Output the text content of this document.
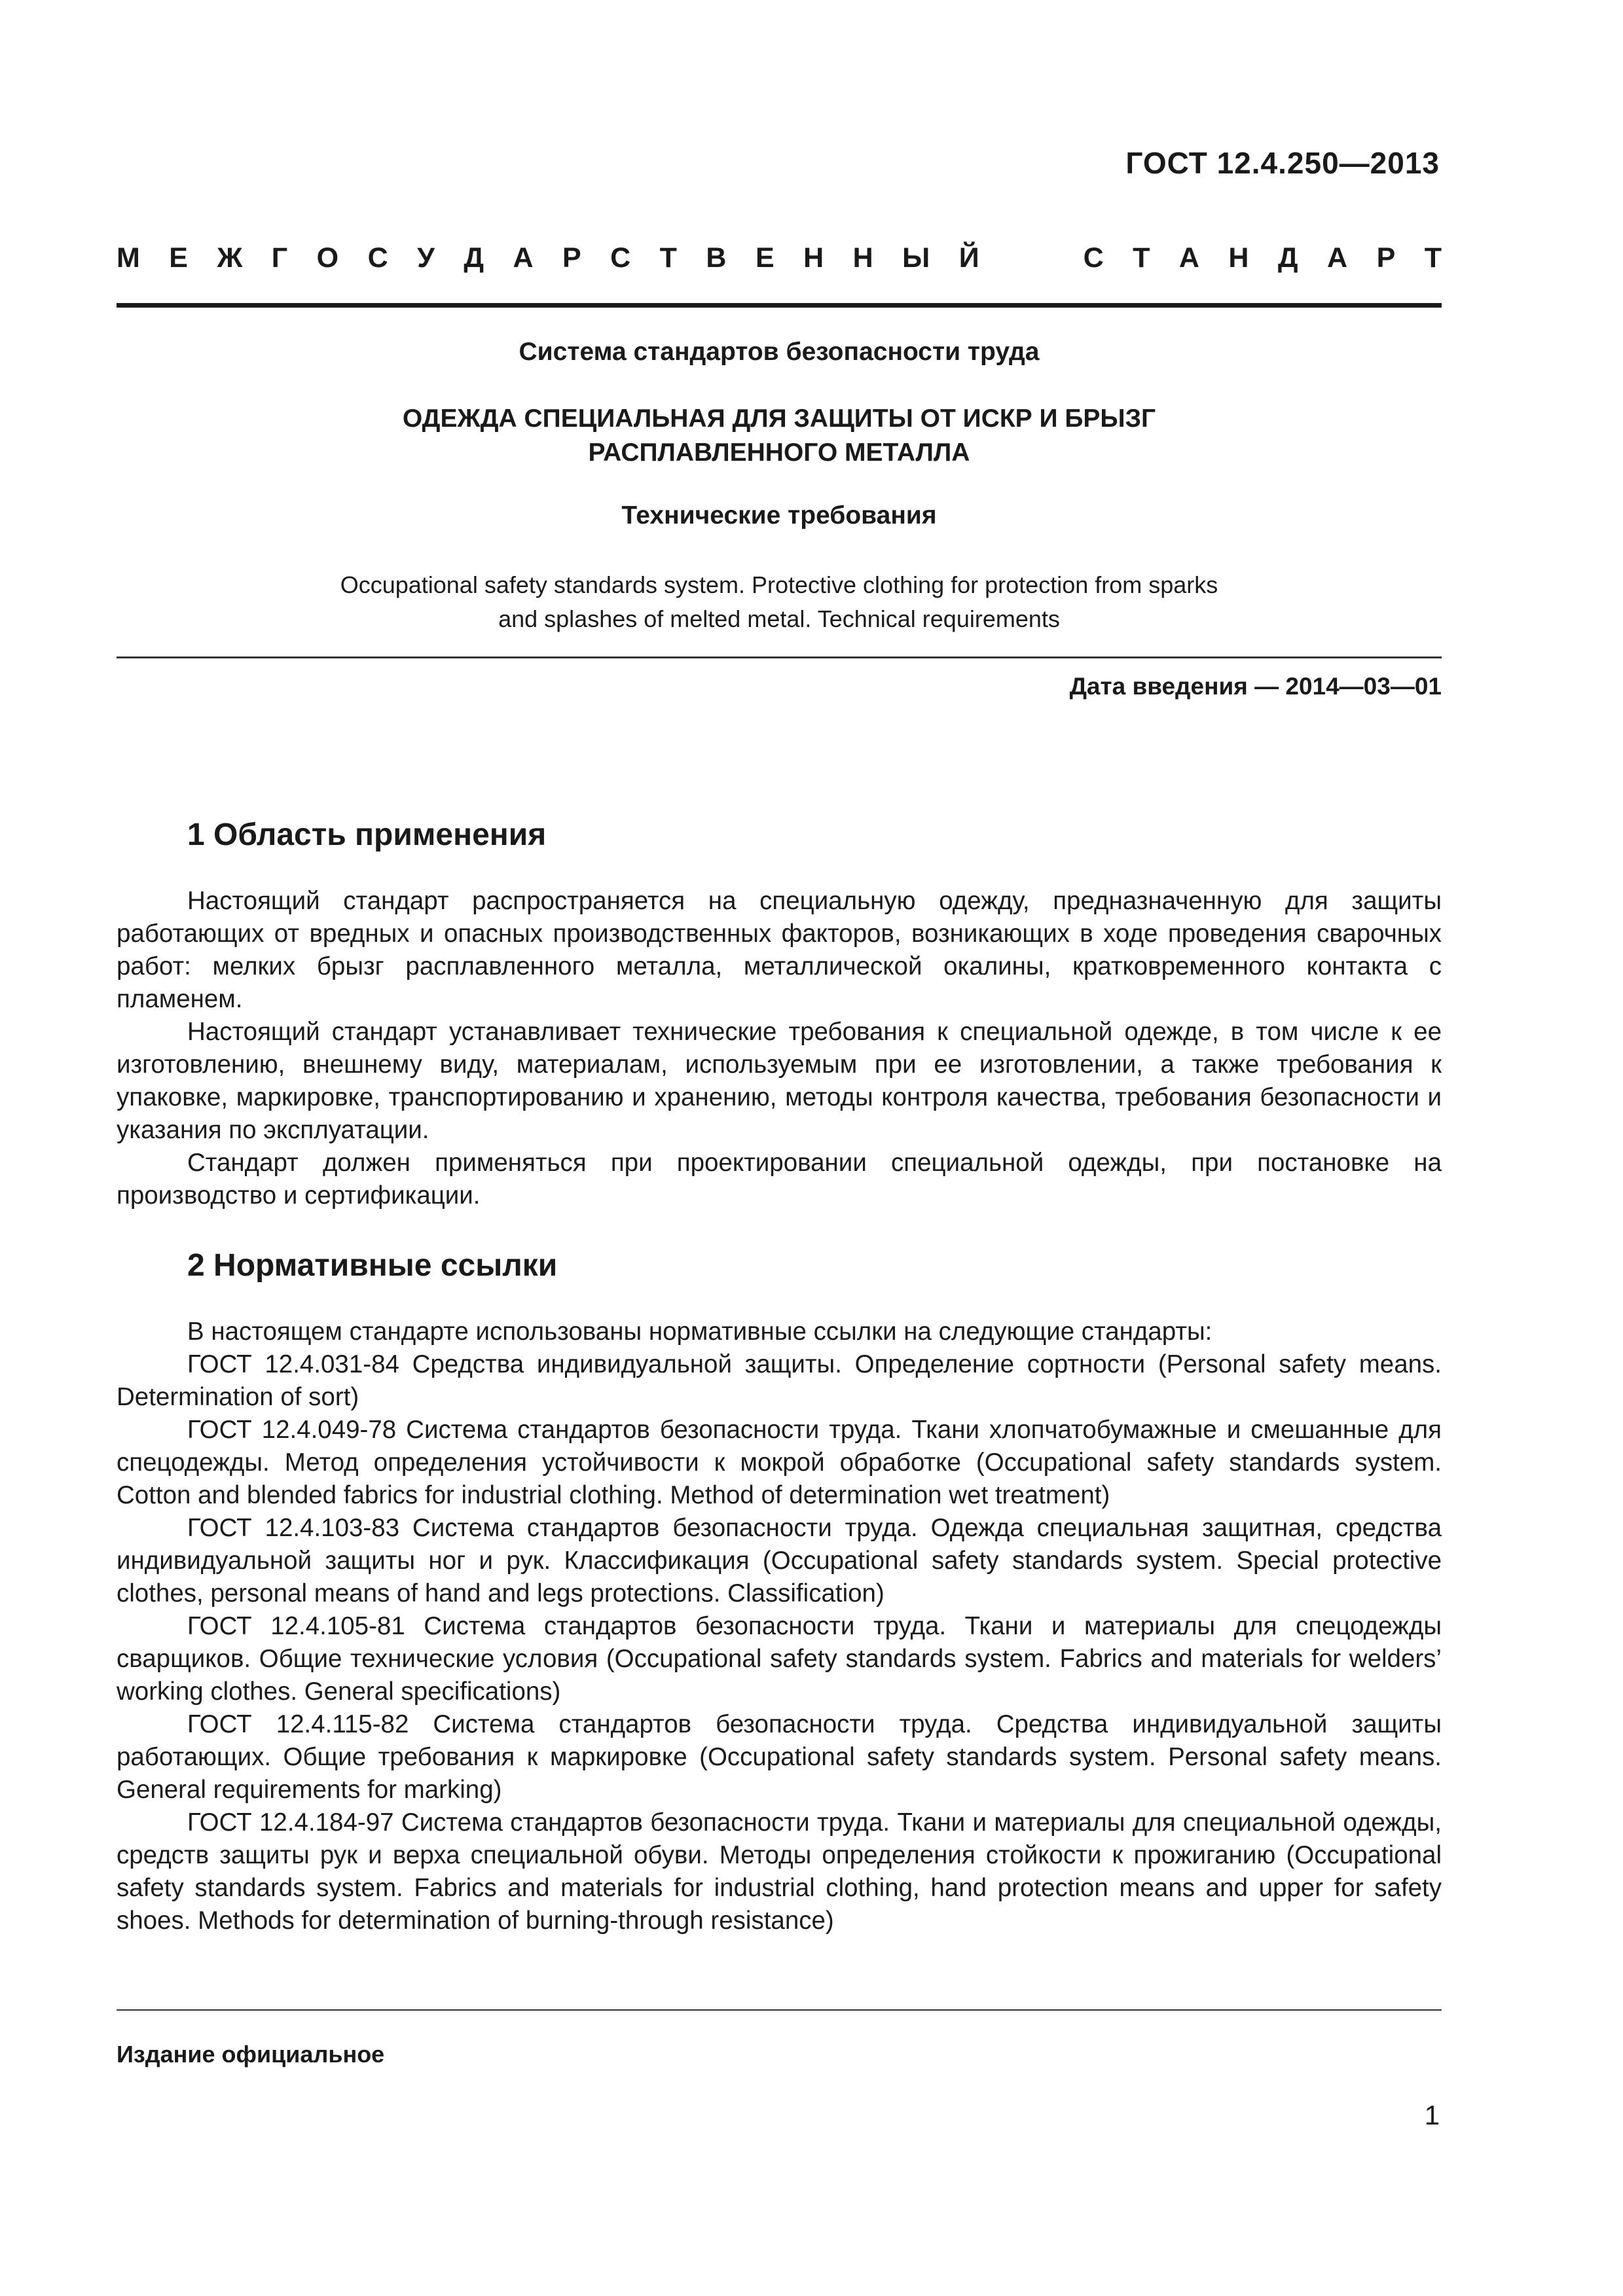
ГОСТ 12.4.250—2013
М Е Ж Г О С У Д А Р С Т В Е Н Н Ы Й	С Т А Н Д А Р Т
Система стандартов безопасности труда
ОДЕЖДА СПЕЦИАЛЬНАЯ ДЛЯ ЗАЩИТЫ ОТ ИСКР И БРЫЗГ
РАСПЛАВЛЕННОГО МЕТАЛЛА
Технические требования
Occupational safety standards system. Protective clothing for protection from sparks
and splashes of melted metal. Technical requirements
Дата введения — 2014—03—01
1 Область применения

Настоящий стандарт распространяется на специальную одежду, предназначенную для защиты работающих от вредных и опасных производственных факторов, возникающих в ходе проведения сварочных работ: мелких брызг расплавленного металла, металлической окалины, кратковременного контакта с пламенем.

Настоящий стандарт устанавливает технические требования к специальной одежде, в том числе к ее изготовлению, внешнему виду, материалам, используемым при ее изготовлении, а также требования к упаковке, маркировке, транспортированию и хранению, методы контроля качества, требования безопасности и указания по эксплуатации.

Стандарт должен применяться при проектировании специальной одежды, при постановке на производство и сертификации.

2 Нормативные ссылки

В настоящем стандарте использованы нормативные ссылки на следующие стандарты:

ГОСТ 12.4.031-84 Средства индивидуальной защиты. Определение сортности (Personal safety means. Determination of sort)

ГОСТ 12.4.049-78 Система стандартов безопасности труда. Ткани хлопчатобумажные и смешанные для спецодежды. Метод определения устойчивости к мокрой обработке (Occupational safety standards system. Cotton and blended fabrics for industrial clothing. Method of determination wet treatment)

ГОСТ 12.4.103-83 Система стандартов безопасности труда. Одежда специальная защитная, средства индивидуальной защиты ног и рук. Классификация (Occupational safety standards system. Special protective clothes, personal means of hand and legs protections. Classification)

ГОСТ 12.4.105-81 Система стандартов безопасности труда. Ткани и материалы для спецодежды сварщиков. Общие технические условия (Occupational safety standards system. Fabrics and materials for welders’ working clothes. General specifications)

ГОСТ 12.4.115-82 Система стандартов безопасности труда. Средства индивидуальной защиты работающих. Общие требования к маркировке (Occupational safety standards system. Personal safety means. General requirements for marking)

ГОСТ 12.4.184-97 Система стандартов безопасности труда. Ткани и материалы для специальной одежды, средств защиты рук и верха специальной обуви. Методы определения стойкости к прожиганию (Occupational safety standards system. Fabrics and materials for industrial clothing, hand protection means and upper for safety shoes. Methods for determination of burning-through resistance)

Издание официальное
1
______________________________
Task to complete — Looking at the records above, report how many lines contain the word "специальной". Answer with the number only.

Correct answer — 3